## Task brief
Each entry should be quoted word for word, including every mark of punctuation.

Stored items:

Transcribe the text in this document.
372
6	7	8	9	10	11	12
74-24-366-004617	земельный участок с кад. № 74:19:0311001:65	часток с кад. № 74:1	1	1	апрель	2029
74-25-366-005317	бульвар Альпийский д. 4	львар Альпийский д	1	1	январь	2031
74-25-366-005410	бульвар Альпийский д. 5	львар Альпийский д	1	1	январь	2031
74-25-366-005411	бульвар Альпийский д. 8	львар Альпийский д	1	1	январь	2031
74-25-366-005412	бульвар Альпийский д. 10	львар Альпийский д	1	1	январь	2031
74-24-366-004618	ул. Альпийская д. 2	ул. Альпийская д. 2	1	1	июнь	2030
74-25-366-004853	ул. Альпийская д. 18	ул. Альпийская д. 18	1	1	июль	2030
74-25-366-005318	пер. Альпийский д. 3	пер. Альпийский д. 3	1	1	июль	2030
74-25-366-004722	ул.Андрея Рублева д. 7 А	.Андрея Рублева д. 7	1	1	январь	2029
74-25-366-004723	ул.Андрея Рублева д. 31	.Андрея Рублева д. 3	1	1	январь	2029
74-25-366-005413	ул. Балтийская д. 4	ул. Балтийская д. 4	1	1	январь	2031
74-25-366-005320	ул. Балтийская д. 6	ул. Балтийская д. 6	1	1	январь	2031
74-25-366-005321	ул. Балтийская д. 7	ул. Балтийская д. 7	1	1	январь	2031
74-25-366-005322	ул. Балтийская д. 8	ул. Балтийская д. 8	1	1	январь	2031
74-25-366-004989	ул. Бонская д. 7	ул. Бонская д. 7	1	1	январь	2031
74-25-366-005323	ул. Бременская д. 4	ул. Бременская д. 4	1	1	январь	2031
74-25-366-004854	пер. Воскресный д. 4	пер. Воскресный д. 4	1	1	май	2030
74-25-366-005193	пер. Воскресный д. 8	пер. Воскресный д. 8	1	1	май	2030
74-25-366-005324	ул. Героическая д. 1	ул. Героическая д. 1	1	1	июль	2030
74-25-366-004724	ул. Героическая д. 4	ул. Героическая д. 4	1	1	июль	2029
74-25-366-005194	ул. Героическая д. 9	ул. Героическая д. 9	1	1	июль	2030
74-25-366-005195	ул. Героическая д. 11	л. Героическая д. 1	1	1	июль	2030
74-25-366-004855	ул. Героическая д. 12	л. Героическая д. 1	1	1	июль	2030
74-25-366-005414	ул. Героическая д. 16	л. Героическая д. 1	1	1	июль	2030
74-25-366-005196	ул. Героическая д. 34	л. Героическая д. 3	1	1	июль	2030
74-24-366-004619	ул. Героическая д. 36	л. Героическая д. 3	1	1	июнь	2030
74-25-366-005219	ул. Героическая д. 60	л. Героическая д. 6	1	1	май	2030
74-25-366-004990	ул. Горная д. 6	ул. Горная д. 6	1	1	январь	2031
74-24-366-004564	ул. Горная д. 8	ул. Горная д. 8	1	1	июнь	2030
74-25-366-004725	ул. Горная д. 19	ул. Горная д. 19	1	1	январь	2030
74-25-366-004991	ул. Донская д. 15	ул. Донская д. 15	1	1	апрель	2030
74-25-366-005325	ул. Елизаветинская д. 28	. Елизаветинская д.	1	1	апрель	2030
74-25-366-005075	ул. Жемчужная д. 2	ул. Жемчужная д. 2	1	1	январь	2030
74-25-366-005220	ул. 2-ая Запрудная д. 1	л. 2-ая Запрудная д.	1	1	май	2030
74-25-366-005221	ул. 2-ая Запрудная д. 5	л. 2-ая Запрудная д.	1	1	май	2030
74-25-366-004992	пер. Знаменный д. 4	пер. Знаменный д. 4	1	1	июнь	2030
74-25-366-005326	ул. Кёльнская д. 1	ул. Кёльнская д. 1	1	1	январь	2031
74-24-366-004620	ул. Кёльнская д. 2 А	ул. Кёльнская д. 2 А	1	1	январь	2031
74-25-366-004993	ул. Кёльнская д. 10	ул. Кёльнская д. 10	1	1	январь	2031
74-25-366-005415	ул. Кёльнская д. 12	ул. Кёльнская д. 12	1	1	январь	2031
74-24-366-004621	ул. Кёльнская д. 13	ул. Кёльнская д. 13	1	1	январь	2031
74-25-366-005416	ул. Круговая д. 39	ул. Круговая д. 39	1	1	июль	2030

## Answer for the task
Transcribe the text in this document.
372
6	7	8	9	10	11	12
74-24-366-004617	земельный участок с кад. № 74:19:0311001:65	часток с кад. № 74:1	1	1	апрель	2029
74-25-366-005317	бульвар Альпийский д. 4	львар Альпийский д	1	1	январь	2031
74-25-366-005410	бульвар Альпийский д. 5	львар Альпийский д	1	1	январь	2031
74-25-366-005411	бульвар Альпийский д. 8	львар Альпийский д	1	1	январь	2031
74-25-366-005412	бульвар Альпийский д. 10	львар Альпийский д	1	1	январь	2031
74-24-366-004618	ул. Альпийская д. 2	ул. Альпийская д. 2	1	1	июнь	2030
74-25-366-004853	ул. Альпийская д. 18	ул. Альпийская д. 18	1	1	июль	2030
74-25-366-005318	пер. Альпийский д. 3	пер. Альпийский д. 3	1	1	июль	2030
74-25-366-004722	ул.Андрея Рублева д. 7 А	.Андрея Рублева д. 7	1	1	январь	2029
74-25-366-004723	ул.Андрея Рублева д. 31	.Андрея Рублева д. 3	1	1	январь	2029
74-25-366-005413	ул. Балтийская д. 4	ул. Балтийская д. 4	1	1	январь	2031
74-25-366-005320	ул. Балтийская д. 6	ул. Балтийская д. 6	1	1	январь	2031
74-25-366-005321	ул. Балтийская д. 7	ул. Балтийская д. 7	1	1	январь	2031
74-25-366-005322	ул. Балтийская д. 8	ул. Балтийская д. 8	1	1	январь	2031
74-25-366-004989	ул. Бонская д. 7	ул. Бонская д. 7	1	1	январь	2031
74-25-366-005323	ул. Бременская д. 4	ул. Бременская д. 4	1	1	январь	2031
74-25-366-004854	пер. Воскресный д. 4	пер. Воскресный д. 4	1	1	май	2030
74-25-366-005193	пер. Воскресный д. 8	пер. Воскресный д. 8	1	1	май	2030
74-25-366-005324	ул. Героическая д. 1	ул. Героическая д. 1	1	1	июль	2030
74-25-366-004724	ул. Героическая д. 4	ул. Героическая д. 4	1	1	июль	2029
74-25-366-005194	ул. Героическая д. 9	ул. Героическая д. 9	1	1	июль	2030
74-25-366-005195	ул. Героическая д. 11	л. Героическая д. 1	1	1	июль	2030
74-25-366-004855	ул. Героическая д. 12	л. Героическая д. 1	1	1	июль	2030
74-25-366-005414	ул. Героическая д. 16	л. Героическая д. 1	1	1	июль	2030
74-25-366-005196	ул. Героическая д. 34	л. Героическая д. 3	1	1	июль	2030
74-24-366-004619	ул. Героическая д. 36	л. Героическая д. 3	1	1	июнь	2030
74-25-366-005219	ул. Героическая д. 60	л. Героическая д. 6	1	1	май	2030
74-25-366-004990	ул. Горная д. 6	ул. Горная д. 6	1	1	январь	2031
74-24-366-004564	ул. Горная д. 8	ул. Горная д. 8	1	1	июнь	2030
74-25-366-004725	ул. Горная д. 19	ул. Горная д. 19	1	1	январь	2030
74-25-366-004991	ул. Донская д. 15	ул. Донская д. 15	1	1	апрель	2030
74-25-366-005325	ул. Елизаветинская д. 28	. Елизаветинская д.	1	1	апрель	2030
74-25-366-005075	ул. Жемчужная д. 2	ул. Жемчужная д. 2	1	1	январь	2030
74-25-366-005220	ул. 2-ая Запрудная д. 1	л. 2-ая Запрудная д.	1	1	май	2030
74-25-366-005221	ул. 2-ая Запрудная д. 5	л. 2-ая Запрудная д.	1	1	май	2030
74-25-366-004992	пер. Знаменный д. 4	пер. Знаменный д. 4	1	1	июнь	2030
74-25-366-005326	ул. Кёльнская д. 1	ул. Кёльнская д. 1	1	1	январь	2031
74-24-366-004620	ул. Кёльнская д. 2 А	ул. Кёльнская д. 2 А	1	1	январь	2031
74-25-366-004993	ул. Кёльнская д. 10	ул. Кёльнская д. 10	1	1	январь	2031
74-25-366-005415	ул. Кёльнская д. 12	ул. Кёльнская д. 12	1	1	январь	2031
74-24-366-004621	ул. Кёльнская д. 13	ул. Кёльнская д. 13	1	1	январь	2031
74-25-366-005416	ул. Круговая д. 39	ул. Круговая д. 39	1	1	июль	2030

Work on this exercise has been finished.